Input records:
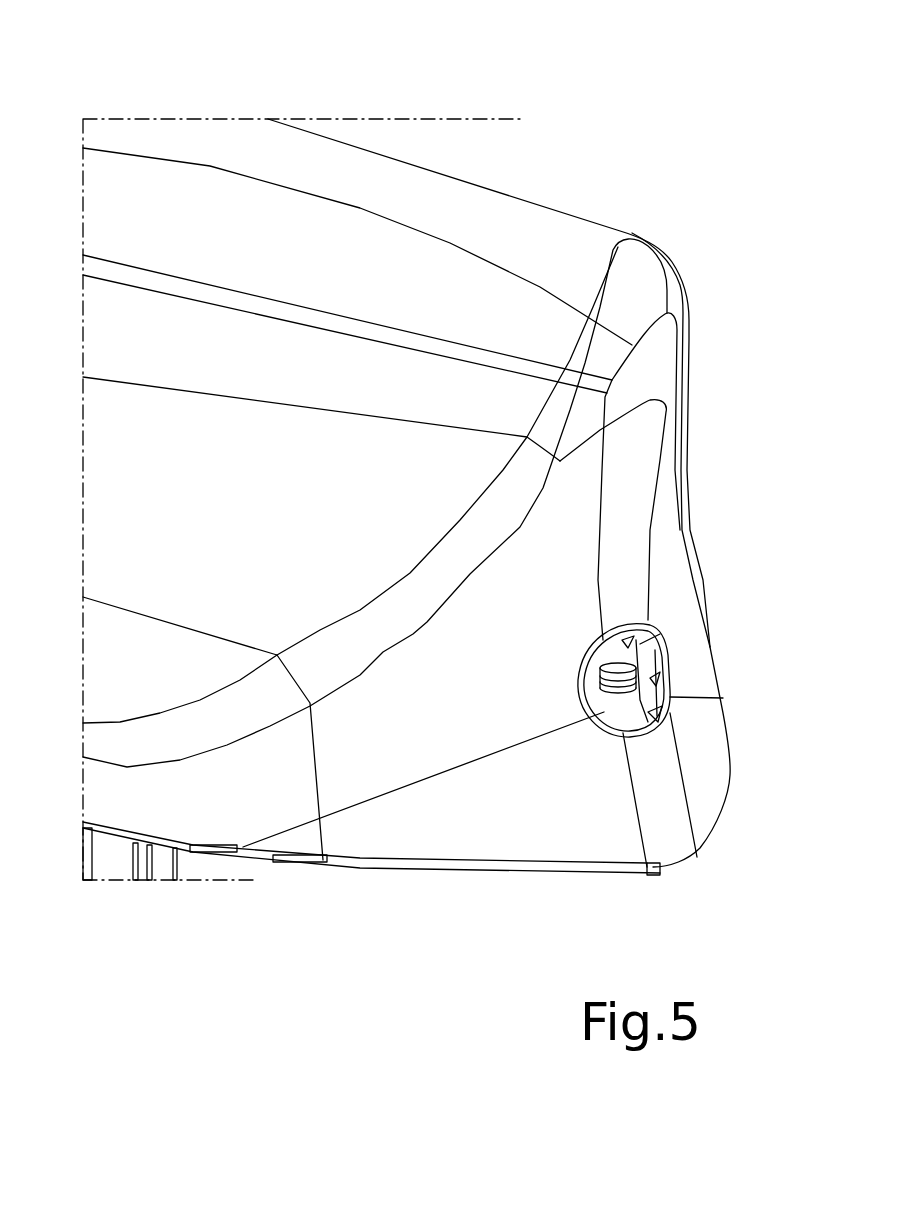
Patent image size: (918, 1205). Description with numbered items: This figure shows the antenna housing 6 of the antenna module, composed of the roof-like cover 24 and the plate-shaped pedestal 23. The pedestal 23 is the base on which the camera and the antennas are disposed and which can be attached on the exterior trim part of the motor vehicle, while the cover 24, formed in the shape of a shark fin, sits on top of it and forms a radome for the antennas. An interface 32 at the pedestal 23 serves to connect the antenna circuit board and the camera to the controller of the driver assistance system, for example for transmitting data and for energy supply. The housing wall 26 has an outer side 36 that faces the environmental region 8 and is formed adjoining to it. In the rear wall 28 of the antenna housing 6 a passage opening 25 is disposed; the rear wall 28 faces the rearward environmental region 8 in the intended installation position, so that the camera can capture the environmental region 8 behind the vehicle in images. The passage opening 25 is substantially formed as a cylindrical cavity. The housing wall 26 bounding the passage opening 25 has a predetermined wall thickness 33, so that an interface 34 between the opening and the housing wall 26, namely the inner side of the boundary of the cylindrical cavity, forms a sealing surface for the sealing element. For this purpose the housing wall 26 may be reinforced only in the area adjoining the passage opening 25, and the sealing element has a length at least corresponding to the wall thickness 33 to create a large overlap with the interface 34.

The antenna housing 6 is at (780, 419).
The environmental region 8 is at (838, 509).
The pedestal 23 is at (625, 877).
The cover 24 is at (604, 200).
The passage opening 25 is at (615, 641).
The housing wall 26 is at (690, 352).
The rear wall 28 is at (713, 782).
The interface 32 is at (182, 872).
The wall thickness 33 is at (672, 657).
The interface 34 is at (658, 718).
The outer side 36 is at (658, 491).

Problem: Pull out every line of the records above that contains the word "rear".

Exercise result:
Patent image size: (918, 1205). Description with numbered items: This figure shows the antenna housing 6 of the antenna module, composed of the roof-like cover 24 and the plate-shaped pedestal 23. The pedestal 23 is the base on which the camera and the antennas are disposed and which can be attached on the exterior trim part of the motor vehicle, while the cover 24, formed in the shape of a shark fin, sits on top of it and forms a radome for the antennas. An interface 32 at the pedestal 23 serves to connect the antenna circuit board and the camera to the controller of the driver assistance system, for example for transmitting data and for energy supply. The housing wall 26 has an outer side 36 that faces the environmental region 8 and is formed adjoining to it. In the rear wall 28 of the antenna housing 6 a passage opening 25 is disposed; the rear wall 28 faces the rearward environmental region 8 in the intended installation position, so that the camera can capture the environmental region 8 behind the vehicle in images. The passage opening 25 is substantially formed as a cylindrical cavity. The housing wall 26 bounding the passage opening 25 has a predetermined wall thickness 33, so that an interface 34 between the opening and the housing wall 26, namely the inner side of the boundary of the cylindrical cavity, forms a sealing surface for the sealing element. For this purpose the housing wall 26 may be reinforced only in the area adjoining the passage opening 25, and the sealing element has a length at least corresponding to the wall thickness 33 to create a large overlap with the interface 34.
The rear wall 28 is at (713, 782).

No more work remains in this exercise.